# [Aim]
What follows is a set of records, each of which is to be written out exactly.

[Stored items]
************

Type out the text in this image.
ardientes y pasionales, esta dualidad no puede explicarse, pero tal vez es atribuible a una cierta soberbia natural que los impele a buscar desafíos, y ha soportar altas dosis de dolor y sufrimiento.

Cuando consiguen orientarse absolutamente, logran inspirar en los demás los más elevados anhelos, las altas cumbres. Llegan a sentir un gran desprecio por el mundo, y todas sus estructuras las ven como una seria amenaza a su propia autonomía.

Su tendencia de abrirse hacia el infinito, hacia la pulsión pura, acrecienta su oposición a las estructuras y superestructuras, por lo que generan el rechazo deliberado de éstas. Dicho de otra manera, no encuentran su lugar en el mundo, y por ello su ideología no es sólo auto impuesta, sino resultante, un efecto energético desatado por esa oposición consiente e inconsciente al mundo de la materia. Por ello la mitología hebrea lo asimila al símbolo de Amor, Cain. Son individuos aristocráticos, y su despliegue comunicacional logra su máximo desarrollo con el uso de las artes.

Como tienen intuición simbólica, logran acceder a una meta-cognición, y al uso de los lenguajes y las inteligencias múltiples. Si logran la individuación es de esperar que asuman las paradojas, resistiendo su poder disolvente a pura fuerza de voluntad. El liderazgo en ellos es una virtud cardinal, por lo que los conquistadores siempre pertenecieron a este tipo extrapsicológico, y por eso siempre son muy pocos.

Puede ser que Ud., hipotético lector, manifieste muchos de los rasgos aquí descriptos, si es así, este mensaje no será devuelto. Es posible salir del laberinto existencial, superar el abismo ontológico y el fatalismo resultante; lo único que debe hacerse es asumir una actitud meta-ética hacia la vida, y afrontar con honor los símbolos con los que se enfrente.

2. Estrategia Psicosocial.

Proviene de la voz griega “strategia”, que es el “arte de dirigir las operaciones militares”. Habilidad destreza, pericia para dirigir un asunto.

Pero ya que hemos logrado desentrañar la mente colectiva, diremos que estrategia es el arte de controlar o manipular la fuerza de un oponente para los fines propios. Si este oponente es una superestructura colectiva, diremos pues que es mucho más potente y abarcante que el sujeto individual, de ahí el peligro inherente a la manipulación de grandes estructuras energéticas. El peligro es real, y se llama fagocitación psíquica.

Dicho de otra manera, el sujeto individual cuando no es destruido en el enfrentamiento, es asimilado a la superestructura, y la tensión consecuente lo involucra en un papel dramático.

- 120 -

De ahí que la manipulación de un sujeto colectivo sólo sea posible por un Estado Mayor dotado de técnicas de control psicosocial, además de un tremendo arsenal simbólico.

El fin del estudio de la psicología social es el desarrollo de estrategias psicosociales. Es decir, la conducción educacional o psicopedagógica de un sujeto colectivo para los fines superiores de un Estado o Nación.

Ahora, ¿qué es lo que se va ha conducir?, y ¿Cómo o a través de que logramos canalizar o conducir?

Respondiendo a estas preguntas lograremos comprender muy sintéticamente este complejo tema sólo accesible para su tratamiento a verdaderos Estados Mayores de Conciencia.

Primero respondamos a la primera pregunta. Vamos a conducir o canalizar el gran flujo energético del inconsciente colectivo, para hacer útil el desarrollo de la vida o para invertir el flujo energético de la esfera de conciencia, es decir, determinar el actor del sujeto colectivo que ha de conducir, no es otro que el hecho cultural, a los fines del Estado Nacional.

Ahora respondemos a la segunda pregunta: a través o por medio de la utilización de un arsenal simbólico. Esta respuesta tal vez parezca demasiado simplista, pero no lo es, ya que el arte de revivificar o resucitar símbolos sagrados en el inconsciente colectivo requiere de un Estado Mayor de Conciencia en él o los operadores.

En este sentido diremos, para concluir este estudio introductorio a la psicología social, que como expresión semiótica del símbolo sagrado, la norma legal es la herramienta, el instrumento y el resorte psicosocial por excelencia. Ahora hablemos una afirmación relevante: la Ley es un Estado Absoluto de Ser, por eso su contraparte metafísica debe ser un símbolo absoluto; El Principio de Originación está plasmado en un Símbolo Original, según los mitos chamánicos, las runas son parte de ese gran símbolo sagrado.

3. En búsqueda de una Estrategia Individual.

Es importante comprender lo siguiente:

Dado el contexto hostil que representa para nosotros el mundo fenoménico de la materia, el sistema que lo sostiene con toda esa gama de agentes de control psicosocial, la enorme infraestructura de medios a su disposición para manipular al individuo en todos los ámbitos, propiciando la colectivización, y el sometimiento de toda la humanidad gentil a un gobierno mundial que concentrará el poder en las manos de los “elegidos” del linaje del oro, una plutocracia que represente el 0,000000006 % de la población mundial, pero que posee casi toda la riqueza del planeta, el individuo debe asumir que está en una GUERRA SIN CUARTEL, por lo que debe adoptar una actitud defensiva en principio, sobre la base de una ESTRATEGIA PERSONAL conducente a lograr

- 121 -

************

# [Solution to the exercise]
Type out the text in this image.
ardientes y pasionales, esta dualidad no puede explicarse, pero tal vez es atribuible a una cierta soberbia natural que los impele a buscar desafíos, y ha soportar altas dosis de dolor y sufrimiento.

Cuando consiguen orientarse absolutamente, logran inspirar en los demás los más elevados anhelos, las altas cumbres. Llegan a sentir un gran desprecio por el mundo, y todas sus estructuras las ven como una seria amenaza a su propia autonomía.

Su tendencia de abrirse hacia el infinito, hacia la pulsión pura, acrecienta su oposición a las estructuras y superestructuras, por lo que generan el rechazo deliberado de éstas. Dicho de otra manera, no encuentran su lugar en el mundo, y por ello su ideología no es sólo auto impuesta, sino resultante, un efecto energético desatado por esa oposición consiente e inconsciente al mundo de la materia. Por ello la mitología hebrea lo asimila al símbolo de Amor, Cain. Son individuos aristocráticos, y su despliegue comunicacional logra su máximo desarrollo con el uso de las artes.

Como tienen intuición simbólica, logran acceder a una meta-cognición, y al uso de los lenguajes y las inteligencias múltiples. Si logran la individuación es de esperar que asuman las paradojas, resistiendo su poder disolvente a pura fuerza de voluntad. El liderazgo en ellos es una virtud cardinal, por lo que los conquistadores siempre pertenecieron a este tipo extrapsicológico, y por eso siempre son muy pocos.

Puede ser que Ud., hipotético lector, manifieste muchos de los rasgos aquí descriptos, si es así, este mensaje no será devuelto. Es posible salir del laberinto existencial, superar el abismo ontológico y el fatalismo resultante; lo único que debe hacerse es asumir una actitud meta-ética hacia la vida, y afrontar con honor los símbolos con los que se enfrente.

2. Estrategia Psicosocial.

Proviene de la voz griega “strategia”, que es el “arte de dirigir las operaciones militares”. Habilidad destreza, pericia para dirigir un asunto.

Pero ya que hemos logrado desentrañar la mente colectiva, diremos que estrategia es el arte de controlar o manipular la fuerza de un oponente para los fines propios. Si este oponente es una superestructura colectiva, diremos pues que es mucho más potente y abarcante que el sujeto individual, de ahí el peligro inherente a la manipulación de grandes estructuras energéticas. El peligro es real, y se llama fagocitación psíquica.

Dicho de otra manera, el sujeto individual cuando no es destruido en el enfrentamiento, es asimilado a la superestructura, y la tensión consecuente lo involucra en un papel dramático.

- 120 -

De ahí que la manipulación de un sujeto colectivo sólo sea posible por un Estado Mayor dotado de técnicas de control psicosocial, además de un tremendo arsenal simbólico.

El fin del estudio de la psicología social es el desarrollo de estrategias psicosociales. Es decir, la conducción educacional o psicopedagógica de un sujeto colectivo para los fines superiores de un Estado o Nación.

Ahora, ¿qué es lo que se va ha conducir?, y ¿Cómo o a través de que logramos canalizar o conducir?

Respondiendo a estas preguntas lograremos comprender muy sintéticamente este complejo tema sólo accesible para su tratamiento a verdaderos Estados Mayores de Conciencia.

Primero respondamos a la primera pregunta. Vamos a conducir o canalizar el gran flujo energético del inconsciente colectivo, para hacer útil el desarrollo de la vida o para invertir el flujo energético de la esfera de conciencia, es decir, determinar el actor del sujeto colectivo que ha de conducir, no es otro que el hecho cultural, a los fines del Estado Nacional.

Ahora respondemos a la segunda pregunta: a través o por medio de la utilización de un arsenal simbólico. Esta respuesta tal vez parezca demasiado simplista, pero no lo es, ya que el arte de revivificar o resucitar símbolos sagrados en el inconsciente colectivo requiere de un Estado Mayor de Conciencia en él o los operadores.

En este sentido diremos, para concluir este estudio introductorio a la psicología social, que como expresión semiótica del símbolo sagrado, la norma legal es la herramienta, el instrumento y el resorte psicosocial por excelencia. Ahora hablemos una afirmación relevante: la Ley es un Estado Absoluto de Ser, por eso su contraparte metafísica debe ser un símbolo absoluto; El Principio de Originación está plasmado en un Símbolo Original, según los mitos chamánicos, las runas son parte de ese gran símbolo sagrado.

3. En búsqueda de una Estrategia Individual.

Es importante comprender lo siguiente:

Dado el contexto hostil que representa para nosotros el mundo fenoménico de la materia, el sistema que lo sostiene con toda esa gama de agentes de control psicosocial, la enorme infraestructura de medios a su disposición para manipular al individuo en todos los ámbitos, propiciando la colectivización, y el sometimiento de toda la humanidad gentil a un gobierno mundial que concentrará el poder en las manos de los “elegidos” del linaje del oro, una plutocracia que represente el 0,000000006 % de la población mundial, pero que posee casi toda la riqueza del planeta, el individuo debe asumir que está en una GUERRA SIN CUARTEL, por lo que debe adoptar una actitud defensiva en principio, sobre la base de una ESTRATEGIA PERSONAL conducente a lograr

- 121 -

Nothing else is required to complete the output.